### Written task
Pictures within the data are to be left out; everything else must be reproduced exactly.

(Data records)
━━━
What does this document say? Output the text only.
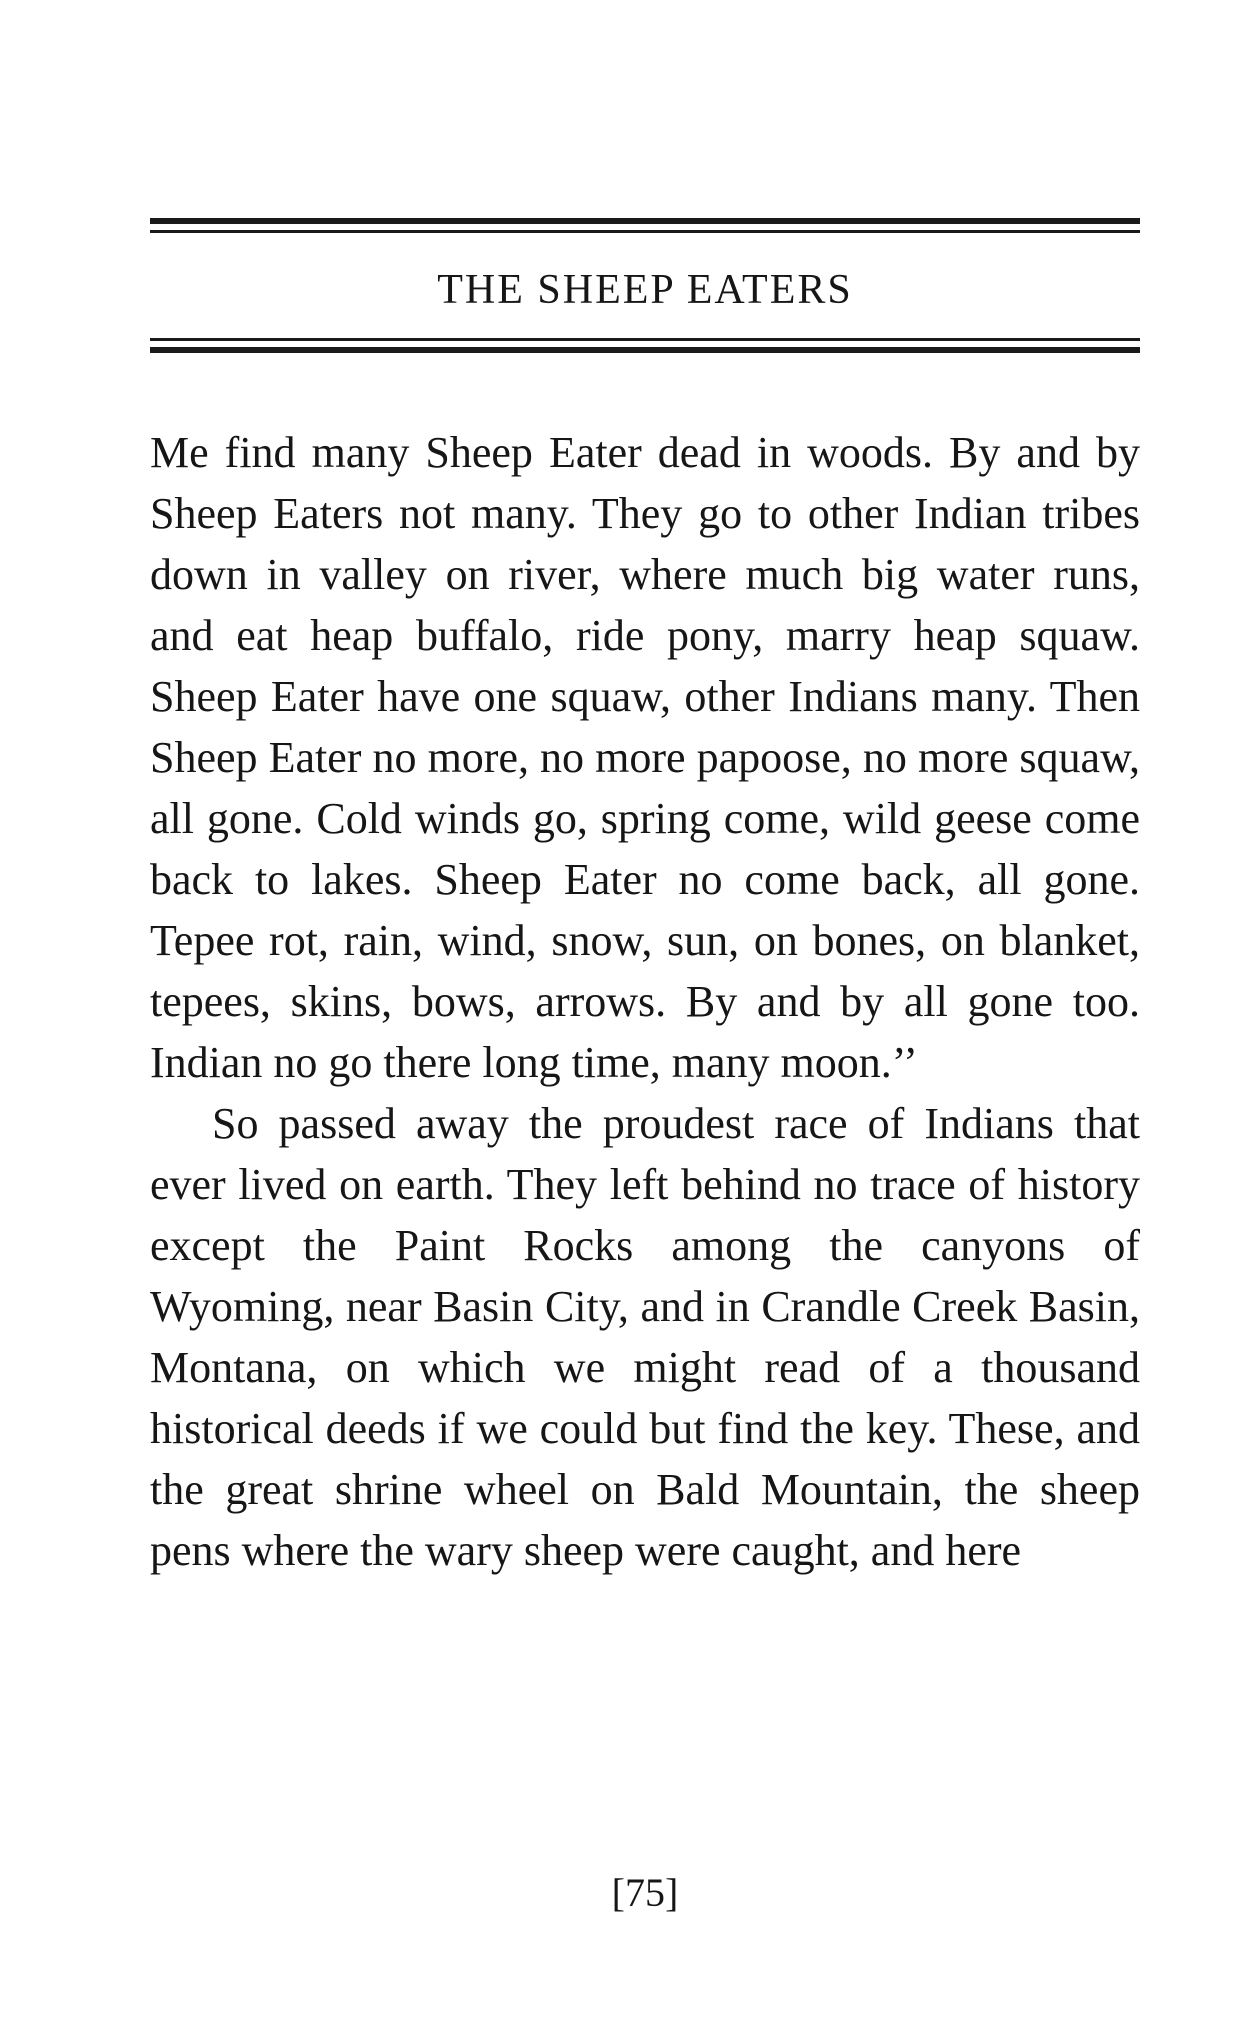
THE SHEEP EATERS

Me find many Sheep Eater dead in woods. By and by Sheep Eaters not many. They go to other Indian tribes down in valley on river, where much big water runs, and eat heap buffalo, ride pony, marry heap squaw. Sheep Eater have one squaw, other Indians many. Then Sheep Eater no more, no more papoose, no more squaw, all gone. Cold winds go, spring come, wild geese come back to lakes. Sheep Eater no come back, all gone. Tepee rot, rain, wind, snow, sun, on bones, on blanket, tepees, skins, bows, arrows. By and by all gone too. Indian no go there long time, many moon.’’

So passed away the proudest race of Indians that ever lived on earth. They left behind no trace of history except the Paint Rocks among the canyons of Wyoming, near Basin City, and in Crandle Creek Basin, Montana, on which we might read of a thousand historical deeds if we could but find the key. These, and the great shrine wheel on Bald Mountain, the sheep pens where the wary sheep were caught, and here

[75]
━━━
### The response
What does this document say? Output the text only.
THE SHEEP EATERS

Me find many Sheep Eater dead in woods. By and by Sheep Eaters not many. They go to other Indian tribes down in valley on river, where much big water runs, and eat heap buffalo, ride pony, marry heap squaw. Sheep Eater have one squaw, other Indians many. Then Sheep Eater no more, no more papoose, no more squaw, all gone. Cold winds go, spring come, wild geese come back to lakes. Sheep Eater no come back, all gone. Tepee rot, rain, wind, snow, sun, on bones, on blanket, tepees, skins, bows, arrows. By and by all gone too. Indian no go there long time, many moon.’’

So passed away the proudest race of Indians that ever lived on earth. They left behind no trace of history except the Paint Rocks among the canyons of Wyoming, near Basin City, and in Crandle Creek Basin, Montana, on which we might read of a thousand historical deeds if we could but find the key. These, and the great shrine wheel on Bald Mountain, the sheep pens where the wary sheep were caught, and here

[75]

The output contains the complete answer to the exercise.